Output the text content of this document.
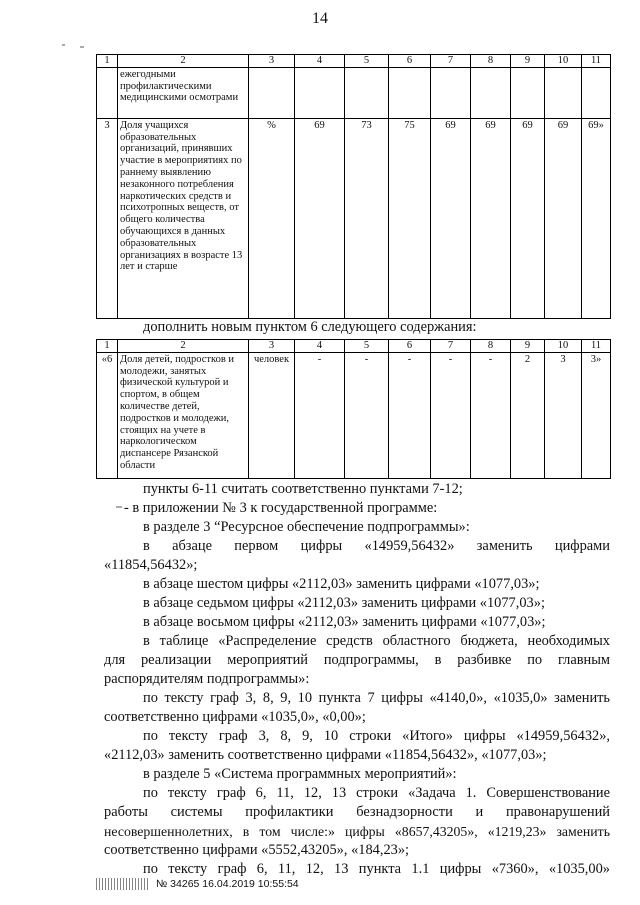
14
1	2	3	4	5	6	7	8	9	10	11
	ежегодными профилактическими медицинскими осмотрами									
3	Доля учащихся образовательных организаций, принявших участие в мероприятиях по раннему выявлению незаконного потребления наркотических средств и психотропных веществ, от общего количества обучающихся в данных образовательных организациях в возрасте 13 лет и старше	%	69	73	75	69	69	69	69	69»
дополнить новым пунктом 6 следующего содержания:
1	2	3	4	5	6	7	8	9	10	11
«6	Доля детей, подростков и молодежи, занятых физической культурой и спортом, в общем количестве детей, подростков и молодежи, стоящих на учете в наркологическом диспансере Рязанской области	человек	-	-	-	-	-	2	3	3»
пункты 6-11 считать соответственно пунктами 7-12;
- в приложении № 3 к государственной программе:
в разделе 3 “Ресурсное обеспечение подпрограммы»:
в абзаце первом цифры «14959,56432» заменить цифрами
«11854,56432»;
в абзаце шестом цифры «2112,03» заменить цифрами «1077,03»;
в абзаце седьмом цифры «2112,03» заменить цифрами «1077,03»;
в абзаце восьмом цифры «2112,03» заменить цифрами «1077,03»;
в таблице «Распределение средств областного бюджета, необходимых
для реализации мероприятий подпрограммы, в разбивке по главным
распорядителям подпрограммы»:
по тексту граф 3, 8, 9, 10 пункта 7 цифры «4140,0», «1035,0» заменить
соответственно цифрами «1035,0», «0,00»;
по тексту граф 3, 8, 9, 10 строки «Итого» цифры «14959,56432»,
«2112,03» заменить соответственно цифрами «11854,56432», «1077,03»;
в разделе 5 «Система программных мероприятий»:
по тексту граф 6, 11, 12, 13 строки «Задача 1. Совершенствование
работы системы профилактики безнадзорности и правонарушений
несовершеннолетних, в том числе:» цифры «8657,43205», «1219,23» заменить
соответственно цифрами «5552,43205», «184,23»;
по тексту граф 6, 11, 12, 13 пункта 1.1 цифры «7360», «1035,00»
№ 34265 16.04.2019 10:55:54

■ ■ ■ ■ ■

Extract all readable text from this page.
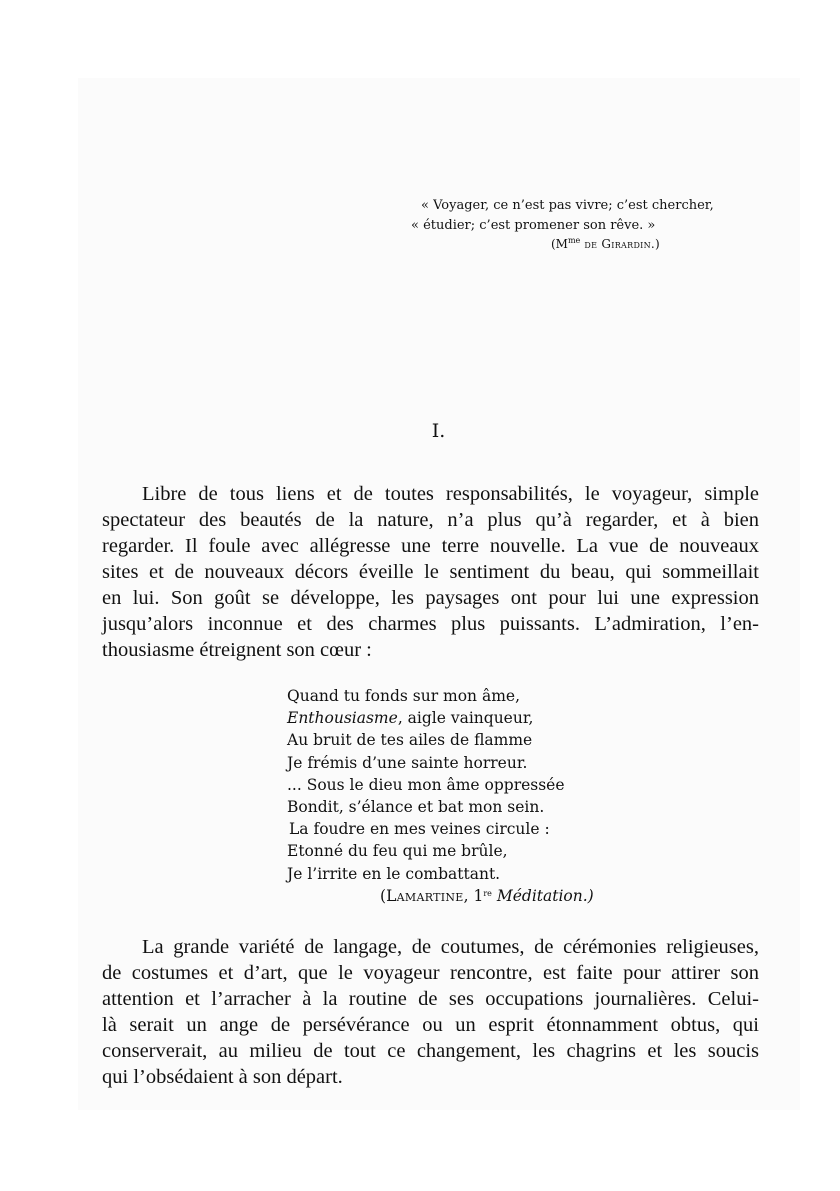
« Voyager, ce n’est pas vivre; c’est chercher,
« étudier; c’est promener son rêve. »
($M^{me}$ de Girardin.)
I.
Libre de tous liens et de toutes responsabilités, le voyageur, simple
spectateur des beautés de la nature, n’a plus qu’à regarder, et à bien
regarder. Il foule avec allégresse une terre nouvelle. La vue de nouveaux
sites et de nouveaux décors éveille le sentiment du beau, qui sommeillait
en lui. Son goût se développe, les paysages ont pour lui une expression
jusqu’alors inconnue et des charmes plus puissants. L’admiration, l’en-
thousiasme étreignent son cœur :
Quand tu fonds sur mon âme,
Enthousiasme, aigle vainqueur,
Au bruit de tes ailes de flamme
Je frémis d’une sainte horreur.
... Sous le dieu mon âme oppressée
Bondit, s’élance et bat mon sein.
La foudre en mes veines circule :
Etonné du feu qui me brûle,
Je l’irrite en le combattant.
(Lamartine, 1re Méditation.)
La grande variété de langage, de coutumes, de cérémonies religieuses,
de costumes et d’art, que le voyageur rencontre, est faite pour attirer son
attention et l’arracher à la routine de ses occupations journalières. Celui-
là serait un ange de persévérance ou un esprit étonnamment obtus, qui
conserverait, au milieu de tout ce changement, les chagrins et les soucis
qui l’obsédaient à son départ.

■ ■ ■ ■ ■

DESCRIPTION OF THE TASK -
Go through the entries and return each line where the word "разделе" appears.

ANSWER -
в разделе 3 “Ресурсное обеспечение подпрограммы»:
в разделе 5 «Система программных мероприятий»:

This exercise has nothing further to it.